WRITTEN EXERCISE: Examine the material below. Gather every line in which the string "magnifier" appears.

:: MATERIAL ::

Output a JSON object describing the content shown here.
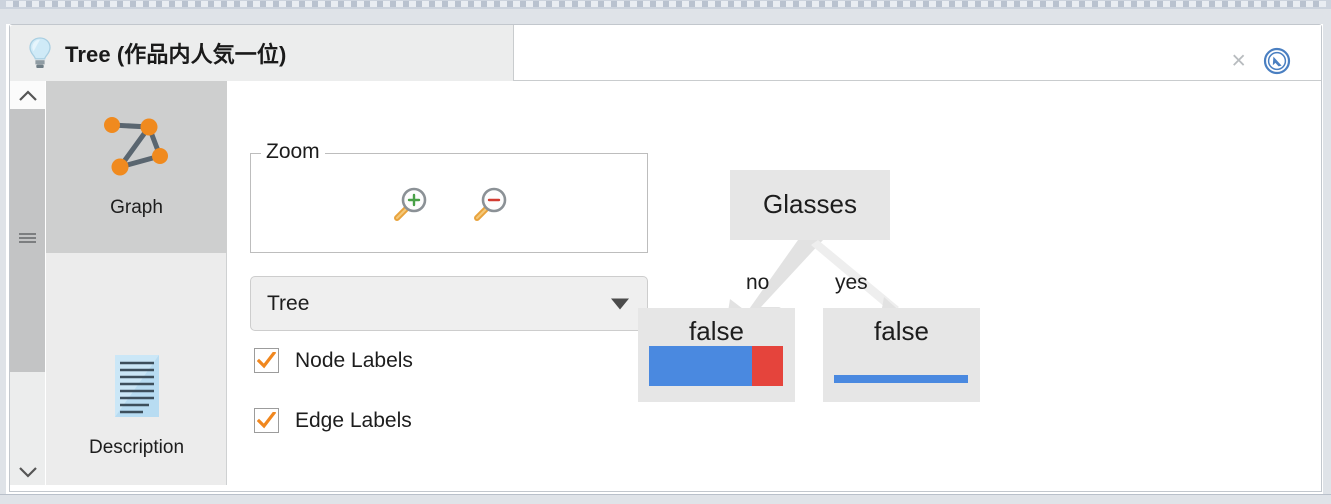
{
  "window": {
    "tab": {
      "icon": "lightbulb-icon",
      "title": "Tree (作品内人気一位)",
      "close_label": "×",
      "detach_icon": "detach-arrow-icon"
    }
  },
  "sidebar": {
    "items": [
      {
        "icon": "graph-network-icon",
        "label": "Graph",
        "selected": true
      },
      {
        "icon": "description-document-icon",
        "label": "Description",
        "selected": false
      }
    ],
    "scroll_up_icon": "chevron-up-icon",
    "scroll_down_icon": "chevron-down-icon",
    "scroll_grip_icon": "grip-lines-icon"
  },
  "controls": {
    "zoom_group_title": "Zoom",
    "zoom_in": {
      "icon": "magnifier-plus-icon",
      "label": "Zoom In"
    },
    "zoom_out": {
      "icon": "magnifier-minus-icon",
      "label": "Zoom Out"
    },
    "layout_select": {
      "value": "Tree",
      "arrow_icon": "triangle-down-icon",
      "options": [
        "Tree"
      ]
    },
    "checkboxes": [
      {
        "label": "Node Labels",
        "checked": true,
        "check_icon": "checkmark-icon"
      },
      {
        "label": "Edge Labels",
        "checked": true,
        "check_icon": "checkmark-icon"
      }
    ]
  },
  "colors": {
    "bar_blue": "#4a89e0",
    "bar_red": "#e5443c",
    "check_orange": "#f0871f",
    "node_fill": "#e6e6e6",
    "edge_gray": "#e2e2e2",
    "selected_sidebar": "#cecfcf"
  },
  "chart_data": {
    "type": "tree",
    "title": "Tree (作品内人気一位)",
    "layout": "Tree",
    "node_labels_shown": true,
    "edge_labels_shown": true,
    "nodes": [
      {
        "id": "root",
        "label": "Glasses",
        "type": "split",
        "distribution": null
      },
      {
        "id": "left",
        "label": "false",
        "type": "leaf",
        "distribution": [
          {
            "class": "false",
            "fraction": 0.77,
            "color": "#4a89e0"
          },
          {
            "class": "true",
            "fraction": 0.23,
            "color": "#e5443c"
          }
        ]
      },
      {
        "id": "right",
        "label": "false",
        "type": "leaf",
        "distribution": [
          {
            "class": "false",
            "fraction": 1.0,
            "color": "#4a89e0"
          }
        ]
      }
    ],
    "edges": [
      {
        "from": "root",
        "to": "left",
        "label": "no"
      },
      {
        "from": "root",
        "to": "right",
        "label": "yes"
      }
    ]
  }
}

:::

COMPLETED TASK:
      "icon": "magnifier-plus-icon",
      "icon": "magnifier-minus-icon",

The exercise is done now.